▶ [INPUT FOR THIS TASK]

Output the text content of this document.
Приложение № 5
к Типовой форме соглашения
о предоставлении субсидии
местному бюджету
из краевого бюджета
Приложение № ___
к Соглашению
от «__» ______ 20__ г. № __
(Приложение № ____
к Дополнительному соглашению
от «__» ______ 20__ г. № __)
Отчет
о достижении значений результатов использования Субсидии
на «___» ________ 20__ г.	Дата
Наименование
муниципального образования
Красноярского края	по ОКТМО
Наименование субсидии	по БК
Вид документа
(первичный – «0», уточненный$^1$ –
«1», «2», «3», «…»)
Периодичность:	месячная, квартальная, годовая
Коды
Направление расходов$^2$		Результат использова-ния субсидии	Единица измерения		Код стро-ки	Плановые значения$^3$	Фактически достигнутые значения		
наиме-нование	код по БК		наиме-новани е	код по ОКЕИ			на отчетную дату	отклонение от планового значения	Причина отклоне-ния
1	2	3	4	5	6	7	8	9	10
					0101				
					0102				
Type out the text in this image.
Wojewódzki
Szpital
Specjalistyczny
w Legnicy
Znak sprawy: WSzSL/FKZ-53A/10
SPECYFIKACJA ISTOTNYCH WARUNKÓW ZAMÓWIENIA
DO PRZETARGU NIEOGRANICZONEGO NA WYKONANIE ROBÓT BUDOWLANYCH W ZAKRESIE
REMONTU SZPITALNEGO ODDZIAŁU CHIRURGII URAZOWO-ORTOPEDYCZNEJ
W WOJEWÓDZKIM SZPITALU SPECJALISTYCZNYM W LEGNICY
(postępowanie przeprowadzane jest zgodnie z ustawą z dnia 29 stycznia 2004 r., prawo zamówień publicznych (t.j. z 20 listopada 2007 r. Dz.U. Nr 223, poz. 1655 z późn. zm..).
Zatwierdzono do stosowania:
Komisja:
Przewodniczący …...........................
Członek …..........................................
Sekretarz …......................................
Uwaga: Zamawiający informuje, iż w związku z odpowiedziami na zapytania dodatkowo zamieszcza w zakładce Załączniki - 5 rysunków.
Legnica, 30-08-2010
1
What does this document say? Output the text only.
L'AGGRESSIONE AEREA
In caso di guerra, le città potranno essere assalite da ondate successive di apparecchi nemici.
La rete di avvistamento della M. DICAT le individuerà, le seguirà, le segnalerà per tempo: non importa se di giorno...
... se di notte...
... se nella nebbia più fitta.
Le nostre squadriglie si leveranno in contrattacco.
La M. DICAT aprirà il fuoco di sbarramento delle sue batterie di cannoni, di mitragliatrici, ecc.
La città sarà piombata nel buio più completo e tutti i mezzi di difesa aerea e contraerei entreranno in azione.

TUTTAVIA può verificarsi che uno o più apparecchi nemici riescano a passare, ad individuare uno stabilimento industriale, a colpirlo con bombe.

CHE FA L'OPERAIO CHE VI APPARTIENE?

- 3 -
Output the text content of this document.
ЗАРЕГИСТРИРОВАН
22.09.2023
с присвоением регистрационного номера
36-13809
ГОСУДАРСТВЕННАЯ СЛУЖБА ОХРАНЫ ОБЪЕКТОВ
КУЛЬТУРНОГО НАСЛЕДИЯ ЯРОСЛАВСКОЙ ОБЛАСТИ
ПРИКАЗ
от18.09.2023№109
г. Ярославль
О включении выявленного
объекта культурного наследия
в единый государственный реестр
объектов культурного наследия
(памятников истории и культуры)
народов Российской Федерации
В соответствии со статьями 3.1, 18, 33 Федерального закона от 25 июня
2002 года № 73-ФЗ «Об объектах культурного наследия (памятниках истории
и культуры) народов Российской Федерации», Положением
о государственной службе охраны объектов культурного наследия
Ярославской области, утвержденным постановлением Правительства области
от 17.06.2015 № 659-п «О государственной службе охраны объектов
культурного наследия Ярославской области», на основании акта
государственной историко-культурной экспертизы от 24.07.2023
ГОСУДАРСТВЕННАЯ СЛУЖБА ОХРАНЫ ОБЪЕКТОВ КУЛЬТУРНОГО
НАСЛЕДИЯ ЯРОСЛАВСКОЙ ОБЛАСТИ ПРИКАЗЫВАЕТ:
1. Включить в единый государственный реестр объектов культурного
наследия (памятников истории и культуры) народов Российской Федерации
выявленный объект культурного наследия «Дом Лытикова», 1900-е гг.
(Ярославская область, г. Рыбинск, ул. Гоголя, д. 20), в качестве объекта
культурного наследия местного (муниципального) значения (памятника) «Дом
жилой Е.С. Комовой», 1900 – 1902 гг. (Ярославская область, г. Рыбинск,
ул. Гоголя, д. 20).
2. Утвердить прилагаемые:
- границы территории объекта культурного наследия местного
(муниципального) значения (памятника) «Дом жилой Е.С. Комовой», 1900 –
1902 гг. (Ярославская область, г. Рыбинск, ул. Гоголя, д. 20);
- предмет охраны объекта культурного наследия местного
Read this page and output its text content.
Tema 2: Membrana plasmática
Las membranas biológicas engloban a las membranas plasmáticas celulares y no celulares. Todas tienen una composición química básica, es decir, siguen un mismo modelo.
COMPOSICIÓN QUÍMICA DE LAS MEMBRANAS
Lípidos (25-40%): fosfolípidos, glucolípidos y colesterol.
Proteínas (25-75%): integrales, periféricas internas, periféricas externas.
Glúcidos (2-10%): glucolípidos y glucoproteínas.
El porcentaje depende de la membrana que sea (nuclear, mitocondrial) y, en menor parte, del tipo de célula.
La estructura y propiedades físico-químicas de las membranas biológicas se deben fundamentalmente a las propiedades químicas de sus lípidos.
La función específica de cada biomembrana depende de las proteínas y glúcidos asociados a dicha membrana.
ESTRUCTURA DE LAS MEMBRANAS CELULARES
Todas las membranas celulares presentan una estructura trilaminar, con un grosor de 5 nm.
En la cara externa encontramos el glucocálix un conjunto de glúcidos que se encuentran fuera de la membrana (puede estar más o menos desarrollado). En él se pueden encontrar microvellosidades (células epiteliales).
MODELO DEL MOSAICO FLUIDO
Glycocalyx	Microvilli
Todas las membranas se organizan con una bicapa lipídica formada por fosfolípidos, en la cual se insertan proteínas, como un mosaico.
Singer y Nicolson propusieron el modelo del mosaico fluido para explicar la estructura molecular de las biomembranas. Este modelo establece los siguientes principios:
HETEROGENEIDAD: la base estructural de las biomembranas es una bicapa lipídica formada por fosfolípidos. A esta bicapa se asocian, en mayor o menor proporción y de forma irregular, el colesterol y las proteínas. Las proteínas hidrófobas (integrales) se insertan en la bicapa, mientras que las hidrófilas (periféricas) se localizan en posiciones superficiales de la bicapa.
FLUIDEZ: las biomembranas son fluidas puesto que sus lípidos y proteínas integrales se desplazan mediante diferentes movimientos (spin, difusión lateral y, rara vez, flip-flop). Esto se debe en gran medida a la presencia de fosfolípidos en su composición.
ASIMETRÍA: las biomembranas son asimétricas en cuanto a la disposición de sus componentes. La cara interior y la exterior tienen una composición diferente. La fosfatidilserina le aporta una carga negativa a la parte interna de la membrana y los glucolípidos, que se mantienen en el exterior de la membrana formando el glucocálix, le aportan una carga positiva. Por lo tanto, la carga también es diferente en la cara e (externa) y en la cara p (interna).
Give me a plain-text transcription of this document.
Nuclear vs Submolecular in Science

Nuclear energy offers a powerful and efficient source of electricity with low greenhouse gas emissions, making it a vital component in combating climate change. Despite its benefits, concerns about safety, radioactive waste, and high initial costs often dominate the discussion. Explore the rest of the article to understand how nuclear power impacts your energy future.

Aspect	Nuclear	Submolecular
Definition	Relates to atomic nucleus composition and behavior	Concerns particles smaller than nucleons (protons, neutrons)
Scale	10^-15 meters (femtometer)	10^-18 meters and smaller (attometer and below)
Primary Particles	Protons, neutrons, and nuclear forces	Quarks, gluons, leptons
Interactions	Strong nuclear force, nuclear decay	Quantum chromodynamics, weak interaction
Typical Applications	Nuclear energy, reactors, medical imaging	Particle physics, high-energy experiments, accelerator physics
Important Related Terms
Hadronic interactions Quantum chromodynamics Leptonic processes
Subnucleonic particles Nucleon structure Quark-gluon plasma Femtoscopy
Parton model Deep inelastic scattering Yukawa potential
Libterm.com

▶ [WHAT THE TASK ASKS] Collect the complete line wherever the string "biológicas" appears in the records.

▶ [EXERCISE SOLUTION]
Las membranas biológicas engloban a las membranas plasmáticas celulares y no celulares. Todas tienen una composición química básica, es decir, siguen un mismo modelo.
La estructura y propiedades físico-químicas de las membranas biológicas se deben fundamentalmente a las propiedades químicas de sus lípidos.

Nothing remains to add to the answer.